> **STATED TASK**
Restate the entries word for word, omitting nothing.

> **RECORD EXTRACTS**
— begin —
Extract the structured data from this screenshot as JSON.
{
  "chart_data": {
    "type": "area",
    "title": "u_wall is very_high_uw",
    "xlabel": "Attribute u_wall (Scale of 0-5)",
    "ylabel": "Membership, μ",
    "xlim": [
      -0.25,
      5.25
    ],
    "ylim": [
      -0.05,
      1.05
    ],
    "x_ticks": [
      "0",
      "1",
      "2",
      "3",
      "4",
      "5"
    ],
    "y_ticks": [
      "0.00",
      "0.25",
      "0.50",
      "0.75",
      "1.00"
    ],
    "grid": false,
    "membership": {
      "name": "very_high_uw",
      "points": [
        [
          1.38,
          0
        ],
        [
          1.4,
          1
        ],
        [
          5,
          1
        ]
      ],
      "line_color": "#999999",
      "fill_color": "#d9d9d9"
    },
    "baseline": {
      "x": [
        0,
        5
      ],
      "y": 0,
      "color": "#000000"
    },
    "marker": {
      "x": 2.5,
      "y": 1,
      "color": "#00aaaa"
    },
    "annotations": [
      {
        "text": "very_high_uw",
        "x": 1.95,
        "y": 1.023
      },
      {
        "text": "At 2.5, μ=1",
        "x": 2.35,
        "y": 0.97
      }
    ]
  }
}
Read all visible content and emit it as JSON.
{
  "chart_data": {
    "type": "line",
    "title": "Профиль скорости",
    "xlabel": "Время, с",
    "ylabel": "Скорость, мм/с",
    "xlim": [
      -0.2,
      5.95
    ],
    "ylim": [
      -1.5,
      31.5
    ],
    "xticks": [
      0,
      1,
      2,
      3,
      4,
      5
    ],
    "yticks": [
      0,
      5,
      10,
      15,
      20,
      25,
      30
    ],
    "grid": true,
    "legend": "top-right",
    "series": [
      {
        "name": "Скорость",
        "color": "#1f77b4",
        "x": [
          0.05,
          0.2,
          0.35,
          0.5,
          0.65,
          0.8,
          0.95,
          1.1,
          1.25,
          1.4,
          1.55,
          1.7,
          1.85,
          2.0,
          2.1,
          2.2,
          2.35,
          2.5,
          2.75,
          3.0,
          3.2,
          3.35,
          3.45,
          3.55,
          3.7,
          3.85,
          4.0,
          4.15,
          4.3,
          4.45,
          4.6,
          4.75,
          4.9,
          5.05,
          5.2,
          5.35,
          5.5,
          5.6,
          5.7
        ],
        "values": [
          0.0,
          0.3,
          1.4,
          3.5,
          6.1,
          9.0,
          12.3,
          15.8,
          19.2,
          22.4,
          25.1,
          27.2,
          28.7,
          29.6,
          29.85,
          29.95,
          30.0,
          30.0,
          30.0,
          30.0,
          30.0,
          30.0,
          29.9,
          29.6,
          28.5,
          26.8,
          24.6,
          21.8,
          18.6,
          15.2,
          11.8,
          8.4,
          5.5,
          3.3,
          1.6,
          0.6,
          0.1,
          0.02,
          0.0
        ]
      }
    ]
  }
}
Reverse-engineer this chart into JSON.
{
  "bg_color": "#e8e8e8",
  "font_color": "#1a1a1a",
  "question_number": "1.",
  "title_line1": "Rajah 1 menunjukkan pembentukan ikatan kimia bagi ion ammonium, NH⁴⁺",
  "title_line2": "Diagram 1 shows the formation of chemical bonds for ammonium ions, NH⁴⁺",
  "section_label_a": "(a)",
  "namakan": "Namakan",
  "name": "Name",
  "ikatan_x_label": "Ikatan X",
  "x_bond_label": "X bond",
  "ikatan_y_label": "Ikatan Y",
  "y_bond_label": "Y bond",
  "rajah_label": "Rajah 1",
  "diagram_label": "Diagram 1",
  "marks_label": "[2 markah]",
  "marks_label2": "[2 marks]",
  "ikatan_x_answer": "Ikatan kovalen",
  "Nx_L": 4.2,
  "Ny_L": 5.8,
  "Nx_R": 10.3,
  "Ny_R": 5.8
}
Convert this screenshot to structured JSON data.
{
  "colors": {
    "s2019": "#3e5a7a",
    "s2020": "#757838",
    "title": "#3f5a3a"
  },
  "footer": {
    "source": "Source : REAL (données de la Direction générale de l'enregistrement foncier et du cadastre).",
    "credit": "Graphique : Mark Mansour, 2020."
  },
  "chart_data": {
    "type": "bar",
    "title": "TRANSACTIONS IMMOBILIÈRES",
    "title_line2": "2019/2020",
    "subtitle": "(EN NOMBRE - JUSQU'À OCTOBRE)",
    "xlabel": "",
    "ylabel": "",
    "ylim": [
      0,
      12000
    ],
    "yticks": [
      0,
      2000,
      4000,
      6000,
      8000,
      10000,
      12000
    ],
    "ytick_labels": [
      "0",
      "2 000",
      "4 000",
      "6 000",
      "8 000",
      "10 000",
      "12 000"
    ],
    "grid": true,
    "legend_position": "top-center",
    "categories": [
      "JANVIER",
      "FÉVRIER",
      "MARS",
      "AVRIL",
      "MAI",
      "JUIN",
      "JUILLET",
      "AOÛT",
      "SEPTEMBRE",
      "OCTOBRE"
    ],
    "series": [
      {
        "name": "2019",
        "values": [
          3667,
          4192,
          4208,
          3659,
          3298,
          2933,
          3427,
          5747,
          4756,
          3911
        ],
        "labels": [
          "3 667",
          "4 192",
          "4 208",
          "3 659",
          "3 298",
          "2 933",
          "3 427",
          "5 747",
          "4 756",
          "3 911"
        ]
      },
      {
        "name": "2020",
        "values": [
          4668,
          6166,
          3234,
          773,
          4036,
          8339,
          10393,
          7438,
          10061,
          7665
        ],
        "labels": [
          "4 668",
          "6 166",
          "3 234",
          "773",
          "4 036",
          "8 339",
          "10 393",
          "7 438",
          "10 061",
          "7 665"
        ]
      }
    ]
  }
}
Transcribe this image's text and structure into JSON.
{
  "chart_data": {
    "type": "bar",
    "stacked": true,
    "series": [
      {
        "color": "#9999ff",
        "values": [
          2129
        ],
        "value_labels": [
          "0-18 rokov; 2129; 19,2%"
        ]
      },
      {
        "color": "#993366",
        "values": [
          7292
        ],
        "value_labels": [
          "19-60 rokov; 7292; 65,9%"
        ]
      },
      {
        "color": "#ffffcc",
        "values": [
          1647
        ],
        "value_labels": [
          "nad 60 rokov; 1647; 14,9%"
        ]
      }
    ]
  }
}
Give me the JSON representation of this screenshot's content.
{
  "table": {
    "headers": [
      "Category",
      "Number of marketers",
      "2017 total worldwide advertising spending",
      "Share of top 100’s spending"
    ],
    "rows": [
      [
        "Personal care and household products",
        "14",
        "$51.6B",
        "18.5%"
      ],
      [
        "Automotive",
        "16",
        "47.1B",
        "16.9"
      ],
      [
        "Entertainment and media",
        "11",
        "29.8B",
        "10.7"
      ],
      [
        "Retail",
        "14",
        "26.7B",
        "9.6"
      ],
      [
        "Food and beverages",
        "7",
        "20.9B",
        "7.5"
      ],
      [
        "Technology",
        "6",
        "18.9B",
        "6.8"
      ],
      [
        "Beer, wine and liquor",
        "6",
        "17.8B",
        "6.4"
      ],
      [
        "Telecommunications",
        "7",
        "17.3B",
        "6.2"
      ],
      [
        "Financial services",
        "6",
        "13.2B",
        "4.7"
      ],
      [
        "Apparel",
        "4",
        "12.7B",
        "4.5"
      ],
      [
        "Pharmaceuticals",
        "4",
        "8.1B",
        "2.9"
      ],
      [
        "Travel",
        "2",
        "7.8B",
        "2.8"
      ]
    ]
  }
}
— end —
> **RESPONSE**
Extract the structured data from this screenshot as JSON.
{
  "chart_data": {
    "type": "area",
    "title": "u_wall is very_high_uw",
    "xlabel": "Attribute u_wall (Scale of 0-5)",
    "ylabel": "Membership, μ",
    "xlim": [
      -0.25,
      5.25
    ],
    "ylim": [
      -0.05,
      1.05
    ],
    "x_ticks": [
      "0",
      "1",
      "2",
      "3",
      "4",
      "5"
    ],
    "y_ticks": [
      "0.00",
      "0.25",
      "0.50",
      "0.75",
      "1.00"
    ],
    "grid": false,
    "membership": {
      "name": "very_high_uw",
      "points": [
        [
          1.38,
          0
        ],
        [
          1.4,
          1
        ],
        [
          5,
          1
        ]
      ],
      "line_color": "#999999",
      "fill_color": "#d9d9d9"
    },
    "baseline": {
      "x": [
        0,
        5
      ],
      "y": 0,
      "color": "#000000"
    },
    "marker": {
      "x": 2.5,
      "y": 1,
      "color": "#00aaaa"
    },
    "annotations": [
      {
        "text": "very_high_uw",
        "x": 1.95,
        "y": 1.023
      },
      {
        "text": "At 2.5, μ=1",
        "x": 2.35,
        "y": 0.97
      }
    ]
  }
}
Read all visible content and emit it as JSON.
{
  "chart_data": {
    "type": "line",
    "title": "Профиль скорости",
    "xlabel": "Время, с",
    "ylabel": "Скорость, мм/с",
    "xlim": [
      -0.2,
      5.95
    ],
    "ylim": [
      -1.5,
      31.5
    ],
    "xticks": [
      0,
      1,
      2,
      3,
      4,
      5
    ],
    "yticks": [
      0,
      5,
      10,
      15,
      20,
      25,
      30
    ],
    "grid": true,
    "legend": "top-right",
    "series": [
      {
        "name": "Скорость",
        "color": "#1f77b4",
        "x": [
          0.05,
          0.2,
          0.35,
          0.5,
          0.65,
          0.8,
          0.95,
          1.1,
          1.25,
          1.4,
          1.55,
          1.7,
          1.85,
          2.0,
          2.1,
          2.2,
          2.35,
          2.5,
          2.75,
          3.0,
          3.2,
          3.35,
          3.45,
          3.55,
          3.7,
          3.85,
          4.0,
          4.15,
          4.3,
          4.45,
          4.6,
          4.75,
          4.9,
          5.05,
          5.2,
          5.35,
          5.5,
          5.6,
          5.7
        ],
        "values": [
          0.0,
          0.3,
          1.4,
          3.5,
          6.1,
          9.0,
          12.3,
          15.8,
          19.2,
          22.4,
          25.1,
          27.2,
          28.7,
          29.6,
          29.85,
          29.95,
          30.0,
          30.0,
          30.0,
          30.0,
          30.0,
          30.0,
          29.9,
          29.6,
          28.5,
          26.8,
          24.6,
          21.8,
          18.6,
          15.2,
          11.8,
          8.4,
          5.5,
          3.3,
          1.6,
          0.6,
          0.1,
          0.02,
          0.0
        ]
      }
    ]
  }
}
Reverse-engineer this chart into JSON.
{
  "bg_color": "#e8e8e8",
  "font_color": "#1a1a1a",
  "question_number": "1.",
  "title_line1": "Rajah 1 menunjukkan pembentukan ikatan kimia bagi ion ammonium, NH⁴⁺",
  "title_line2": "Diagram 1 shows the formation of chemical bonds for ammonium ions, NH⁴⁺",
  "section_label_a": "(a)",
  "namakan": "Namakan",
  "name": "Name",
  "ikatan_x_label": "Ikatan X",
  "x_bond_label": "X bond",
  "ikatan_y_label": "Ikatan Y",
  "y_bond_label": "Y bond",
  "rajah_label": "Rajah 1",
  "diagram_label": "Diagram 1",
  "marks_label": "[2 markah]",
  "marks_label2": "[2 marks]",
  "ikatan_x_answer": "Ikatan kovalen",
  "Nx_L": 4.2,
  "Ny_L": 5.8,
  "Nx_R": 10.3,
  "Ny_R": 5.8
}
Convert this screenshot to structured JSON data.
{
  "colors": {
    "s2019": "#3e5a7a",
    "s2020": "#757838",
    "title": "#3f5a3a"
  },
  "footer": {
    "source": "Source : REAL (données de la Direction générale de l'enregistrement foncier et du cadastre).",
    "credit": "Graphique : Mark Mansour, 2020."
  },
  "chart_data": {
    "type": "bar",
    "title": "TRANSACTIONS IMMOBILIÈRES",
    "title_line2": "2019/2020",
    "subtitle": "(EN NOMBRE - JUSQU'À OCTOBRE)",
    "xlabel": "",
    "ylabel": "",
    "ylim": [
      0,
      12000
    ],
    "yticks": [
      0,
      2000,
      4000,
      6000,
      8000,
      10000,
      12000
    ],
    "ytick_labels": [
      "0",
      "2 000",
      "4 000",
      "6 000",
      "8 000",
      "10 000",
      "12 000"
    ],
    "grid": true,
    "legend_position": "top-center",
    "categories": [
      "JANVIER",
      "FÉVRIER",
      "MARS",
      "AVRIL",
      "MAI",
      "JUIN",
      "JUILLET",
      "AOÛT",
      "SEPTEMBRE",
      "OCTOBRE"
    ],
    "series": [
      {
        "name": "2019",
        "values": [
          3667,
          4192,
          4208,
          3659,
          3298,
          2933,
          3427,
          5747,
          4756,
          3911
        ],
        "labels": [
          "3 667",
          "4 192",
          "4 208",
          "3 659",
          "3 298",
          "2 933",
          "3 427",
          "5 747",
          "4 756",
          "3 911"
        ]
      },
      {
        "name": "2020",
        "values": [
          4668,
          6166,
          3234,
          773,
          4036,
          8339,
          10393,
          7438,
          10061,
          7665
        ],
        "labels": [
          "4 668",
          "6 166",
          "3 234",
          "773",
          "4 036",
          "8 339",
          "10 393",
          "7 438",
          "10 061",
          "7 665"
        ]
      }
    ]
  }
}
Transcribe this image's text and structure into JSON.
{
  "chart_data": {
    "type": "bar",
    "stacked": true,
    "series": [
      {
        "color": "#9999ff",
        "values": [
          2129
        ],
        "value_labels": [
          "0-18 rokov; 2129; 19,2%"
        ]
      },
      {
        "color": "#993366",
        "values": [
          7292
        ],
        "value_labels": [
          "19-60 rokov; 7292; 65,9%"
        ]
      },
      {
        "color": "#ffffcc",
        "values": [
          1647
        ],
        "value_labels": [
          "nad 60 rokov; 1647; 14,9%"
        ]
      }
    ]
  }
}
Give me the JSON representation of this screenshot's content.
{
  "table": {
    "headers": [
      "Category",
      "Number of marketers",
      "2017 total worldwide advertising spending",
      "Share of top 100’s spending"
    ],
    "rows": [
      [
        "Personal care and household products",
        "14",
        "$51.6B",
        "18.5%"
      ],
      [
        "Automotive",
        "16",
        "47.1B",
        "16.9"
      ],
      [
        "Entertainment and media",
        "11",
        "29.8B",
        "10.7"
      ],
      [
        "Retail",
        "14",
        "26.7B",
        "9.6"
      ],
      [
        "Food and beverages",
        "7",
        "20.9B",
        "7.5"
      ],
      [
        "Technology",
        "6",
        "18.9B",
        "6.8"
      ],
      [
        "Beer, wine and liquor",
        "6",
        "17.8B",
        "6.4"
      ],
      [
        "Telecommunications",
        "7",
        "17.3B",
        "6.2"
      ],
      [
        "Financial services",
        "6",
        "13.2B",
        "4.7"
      ],
      [
        "Apparel",
        "4",
        "12.7B",
        "4.5"
      ],
      [
        "Pharmaceuticals",
        "4",
        "8.1B",
        "2.9"
      ],
      [
        "Travel",
        "2",
        "7.8B",
        "2.8"
      ]
    ]
  }
}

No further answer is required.